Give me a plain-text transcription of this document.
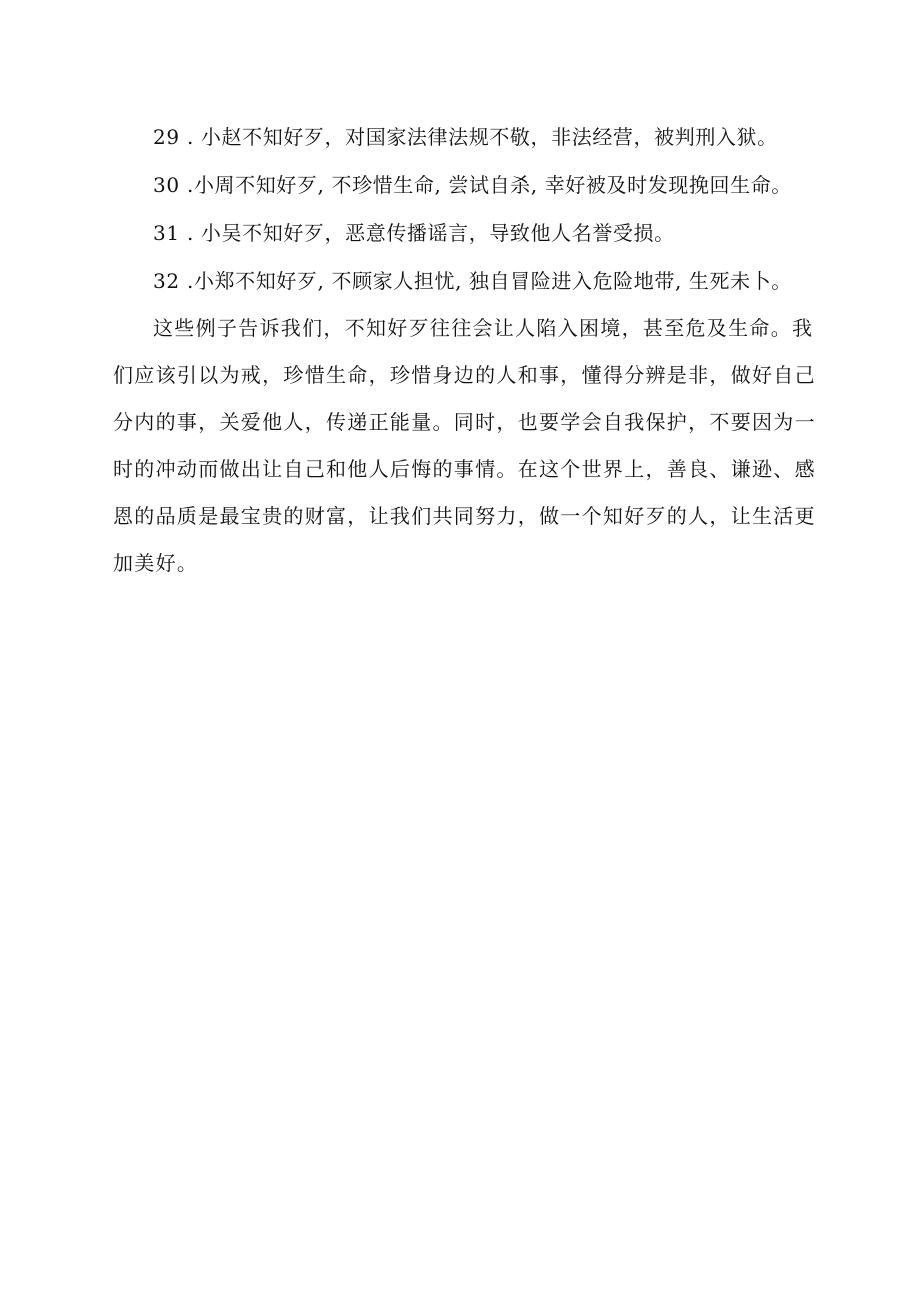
29 . 小赵不知好歹，对国家法律法规不敬，非法经营，被判刑入狱。

30 .小周不知好歹, 不珍惜生命, 尝试自杀, 幸好被及时发现挽回生命。

31 . 小吴不知好歹，恶意传播谣言，导致他人名誉受损。

32 .小郑不知好歹, 不顾家人担忧, 独自冒险进入危险地带, 生死未卜。

这些例子告诉我们，不知好歹往往会让人陷入困境，甚至危及生命。我们应该引以为戒，珍惜生命，珍惜身边的人和事，懂得分辨是非，做好自己分内的事，关爱他人，传递正能量。同时，也要学会自我保护，不要因为一时的冲动而做出让自己和他人后悔的事情。在这个世界上，善良、谦逊、感恩的品质是最宝贵的财富，让我们共同努力，做一个知好歹的人，让生活更加美好。
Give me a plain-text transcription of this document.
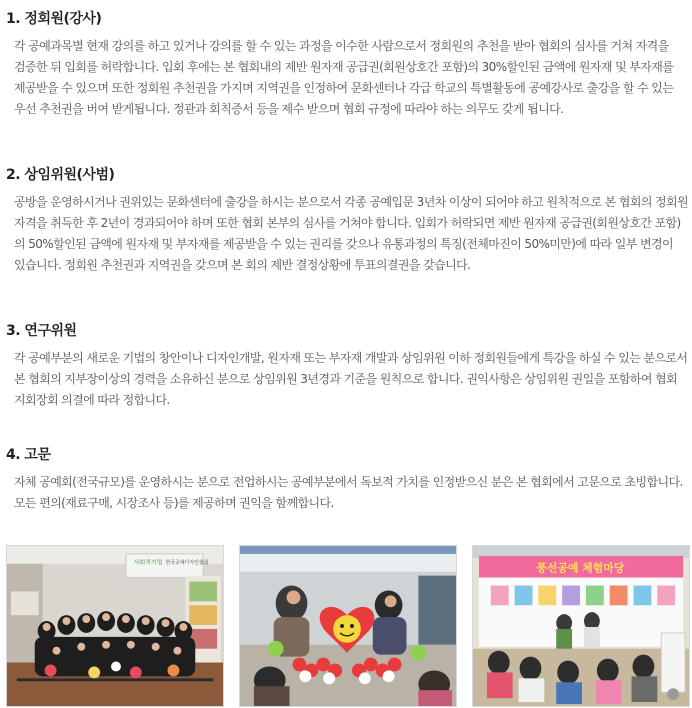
1. 정회원(강사)

각 공예과목별 현재 강의를 하고 있거나 강의를 할 수 있는 과정을 이수한 사람으로서 정회원의 추천을 받아 협회의 심사를 거쳐 자격을 검증한 뒤 입회를 허락합니다. 입회 후에는 본 협회내의 제반 원자재 공급권(회원상호간 포함)의 30%할인된 금액에 원자재 및 부자재를 제공받을 수 있으며 또한 정회원 추천권을 가지며 지역권을 인정하여 문화센터나 각급 학교의 특별활동에 공예강사로 출강을 할 수 있는 우선 추천권을 버여 받게됩니다. 정관과 회칙증서 등을 제수 받으며 협회 규정에 따라야 하는 의무도 갖게 됩니다.

2. 상임위원(사범)

공방을 운영하시거나 권위있는 문화센터에 출강을 하시는 분으로서 각종 공예입문 3년차 이상이 되어야 하고 원칙적으로 본 협회의 정회원 자격을 취득한 후 2년이 경과되어야 하며 또한 협회 본부의 심사를 거쳐야 합니다. 입회가 허락되면 제반 원자재 공급권(회원상호간 포함)의 50%할인된 금액에 원자재 및 부자재를 제공받을 수 있는 권리를 갖으나 유통과정의 특징(전체마진이 50%미만)에 따라 일부 변경이 있습니다. 정회원 추천권과 지역권을 갖으며 본 회의 제반 결정상황에 투표의결권을 갖습니다.

3. 연구위원

각 공예부분의 새로운 기법의 창안이나 디자인개발, 원자재 또는 부자재 개발과 상임위원 이하 정회원들에게 특강을 하실 수 있는 분으로서 본 협회의 지부장이상의 경력을 소유하신 분으로 상임위원 3년경과 기준을 원칙으로 합니다. 권익사항은 상임위원 권일을 포함하여 협회 지회장회 의결에 따라 정합니다.

4. 고문

자체 공예회(전국규모)를 운영하시는 분으로 전업하시는 공예부분에서 독보적 가치를 인정받으신 분은 본 협회에서 고문으로 초빙합니다. 모든 편의(재료구매, 시장조사 등)를 제공하며 권익을 함께합니다.

사회적기업 한국공예디자인협회	풍선공예 체험마당
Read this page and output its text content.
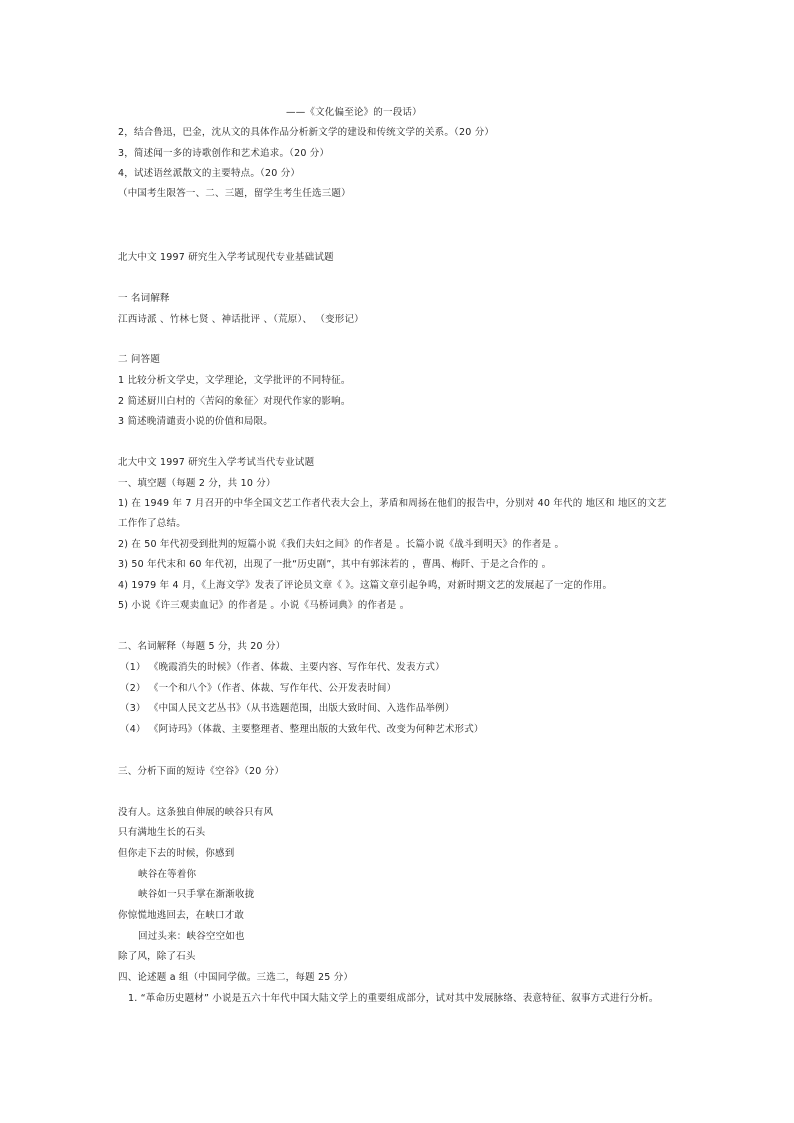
——《文化偏至论》的一段话）
2，结合鲁迅，巴金，沈从文的具体作品分析新文学的建设和传统文学的关系。（20 分）
3，简述闻一多的诗歌创作和艺术追求。（20 分）
4，试述语丝派散文的主要特点。（20 分）
（中国考生限答一、二、三题，留学生考生任选三题）
北大中文 1997 研究生入学考试现代专业基础试题
一 名词解释
江西诗派 、竹林七贤 、神话批评 、（荒原）、 （变形记）
二 问答题
1 比较分析文学史，文学理论，文学批评的不同特征。
2 简述厨川白村的〈苦闷的象征〉对现代作家的影响。
3 简述晚清谴责小说的价值和局限。
北大中文 1997 研究生入学考试当代专业试题
一、填空题（每题 2 分，共 10 分）
1) 在 1949 年 7 月召开的中华全国文艺工作者代表大会上，茅盾和周扬在他们的报告中，分别对 40 年代的 地区和 地区的文艺
工作作了总结。
2) 在 50 年代初受到批判的短篇小说《我们夫妇之间》的作者是 。长篇小说《战斗到明天》的作者是 。
3) 50 年代末和 60 年代初，出现了一批“历史剧”，其中有郭沫若的 ，曹禺、梅阡、于是之合作的 。
4) 1979 年 4 月，《上海文学》发表了评论员文章《 》。这篇文章引起争鸣，对新时期文艺的发展起了一定的作用。
5) 小说《许三观卖血记》的作者是 。小说《马桥词典》的作者是 。
二、名词解释（每题 5 分，共 20 分）
（1） 《晚霞消失的时候》（作者、体裁、主要内容、写作年代、发表方式）
（2） 《一个和八个》（作者、体裁、写作年代、公开发表时间）
（3） 《中国人民文艺丛书》（从书选题范围，出版大致时间、入选作品举例）
（4） 《阿诗玛》（体裁、主要整理者、整理出版的大致年代、改变为何种艺术形式）
三、分析下面的短诗《空谷》（20 分）
没有人。这条独自伸展的峡谷只有风
只有满地生长的石头
但你走下去的时候，你感到
峡谷在等着你
峡谷如一只手掌在渐渐收拢
你惊慌地逃回去，在峡口才敢
回过头来：峡谷空空如也
除了风，除了石头
四、论述题 a 组（中国同学做。三选二，每题 25 分）
1. “革命历史题材” 小说是五六十年代中国大陆文学上的重要组成部分，试对其中发展脉络、表意特征、叙事方式进行分析。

Exercise directions ▸
Leave out the pictures and output every record above precisely as given.

Result ▸
Give me a plain-text transcription of this document.
29 . 小赵不知好歹，对国家法律法规不敬，非法经营，被判刑入狱。

30 .小周不知好歹, 不珍惜生命, 尝试自杀, 幸好被及时发现挽回生命。

31 . 小吴不知好歹，恶意传播谣言，导致他人名誉受损。

32 .小郑不知好歹, 不顾家人担忧, 独自冒险进入危险地带, 生死未卜。

这些例子告诉我们，不知好歹往往会让人陷入困境，甚至危及生命。我们应该引以为戒，珍惜生命，珍惜身边的人和事，懂得分辨是非，做好自己分内的事，关爱他人，传递正能量。同时，也要学会自我保护，不要因为一时的冲动而做出让自己和他人后悔的事情。在这个世界上，善良、谦逊、感恩的品质是最宝贵的财富，让我们共同努力，做一个知好歹的人，让生活更加美好。
Give me a plain-text transcription of this document.
1. 정회원(강사)

각 공예과목별 현재 강의를 하고 있거나 강의를 할 수 있는 과정을 이수한 사람으로서 정회원의 추천을 받아 협회의 심사를 거쳐 자격을 검증한 뒤 입회를 허락합니다. 입회 후에는 본 협회내의 제반 원자재 공급권(회원상호간 포함)의 30%할인된 금액에 원자재 및 부자재를 제공받을 수 있으며 또한 정회원 추천권을 가지며 지역권을 인정하여 문화센터나 각급 학교의 특별활동에 공예강사로 출강을 할 수 있는 우선 추천권을 버여 받게됩니다. 정관과 회칙증서 등을 제수 받으며 협회 규정에 따라야 하는 의무도 갖게 됩니다.

2. 상임위원(사범)

공방을 운영하시거나 권위있는 문화센터에 출강을 하시는 분으로서 각종 공예입문 3년차 이상이 되어야 하고 원칙적으로 본 협회의 정회원 자격을 취득한 후 2년이 경과되어야 하며 또한 협회 본부의 심사를 거쳐야 합니다. 입회가 허락되면 제반 원자재 공급권(회원상호간 포함)의 50%할인된 금액에 원자재 및 부자재를 제공받을 수 있는 권리를 갖으나 유통과정의 특징(전체마진이 50%미만)에 따라 일부 변경이 있습니다. 정회원 추천권과 지역권을 갖으며 본 회의 제반 결정상황에 투표의결권을 갖습니다.

3. 연구위원

각 공예부분의 새로운 기법의 창안이나 디자인개발, 원자재 또는 부자재 개발과 상임위원 이하 정회원들에게 특강을 하실 수 있는 분으로서 본 협회의 지부장이상의 경력을 소유하신 분으로 상임위원 3년경과 기준을 원칙으로 합니다. 권익사항은 상임위원 권일을 포함하여 협회 지회장회 의결에 따라 정합니다.

4. 고문

자체 공예회(전국규모)를 운영하시는 분으로 전업하시는 공예부분에서 독보적 가치를 인정받으신 분은 본 협회에서 고문으로 초빙합니다. 모든 편의(재료구매, 시장조사 등)를 제공하며 권익을 함께합니다.

사회적기업 한국공예디자인협회	풍선공예 체험마당
Read this page and output its text content.
——《文化偏至论》的一段话）
2，结合鲁迅，巴金，沈从文的具体作品分析新文学的建设和传统文学的关系。（20 分）
3，简述闻一多的诗歌创作和艺术追求。（20 分）
4，试述语丝派散文的主要特点。（20 分）
（中国考生限答一、二、三题，留学生考生任选三题）
北大中文 1997 研究生入学考试现代专业基础试题
一 名词解释
江西诗派 、竹林七贤 、神话批评 、（荒原）、 （变形记）
二 问答题
1 比较分析文学史，文学理论，文学批评的不同特征。
2 简述厨川白村的〈苦闷的象征〉对现代作家的影响。
3 简述晚清谴责小说的价值和局限。
北大中文 1997 研究生入学考试当代专业试题
一、填空题（每题 2 分，共 10 分）
1) 在 1949 年 7 月召开的中华全国文艺工作者代表大会上，茅盾和周扬在他们的报告中，分别对 40 年代的 地区和 地区的文艺
工作作了总结。
2) 在 50 年代初受到批判的短篇小说《我们夫妇之间》的作者是 。长篇小说《战斗到明天》的作者是 。
3) 50 年代末和 60 年代初，出现了一批“历史剧”，其中有郭沫若的 ，曹禺、梅阡、于是之合作的 。
4) 1979 年 4 月，《上海文学》发表了评论员文章《 》。这篇文章引起争鸣，对新时期文艺的发展起了一定的作用。
5) 小说《许三观卖血记》的作者是 。小说《马桥词典》的作者是 。
二、名词解释（每题 5 分，共 20 分）
（1） 《晚霞消失的时候》（作者、体裁、主要内容、写作年代、发表方式）
（2） 《一个和八个》（作者、体裁、写作年代、公开发表时间）
（3） 《中国人民文艺丛书》（从书选题范围，出版大致时间、入选作品举例）
（4） 《阿诗玛》（体裁、主要整理者、整理出版的大致年代、改变为何种艺术形式）
三、分析下面的短诗《空谷》（20 分）
没有人。这条独自伸展的峡谷只有风
只有满地生长的石头
但你走下去的时候，你感到
峡谷在等着你
峡谷如一只手掌在渐渐收拢
你惊慌地逃回去，在峡口才敢
回过头来：峡谷空空如也
除了风，除了石头
四、论述题 a 组（中国同学做。三选二，每题 25 分）
1. “革命历史题材” 小说是五六十年代中国大陆文学上的重要组成部分，试对其中发展脉络、表意特征、叙事方式进行分析。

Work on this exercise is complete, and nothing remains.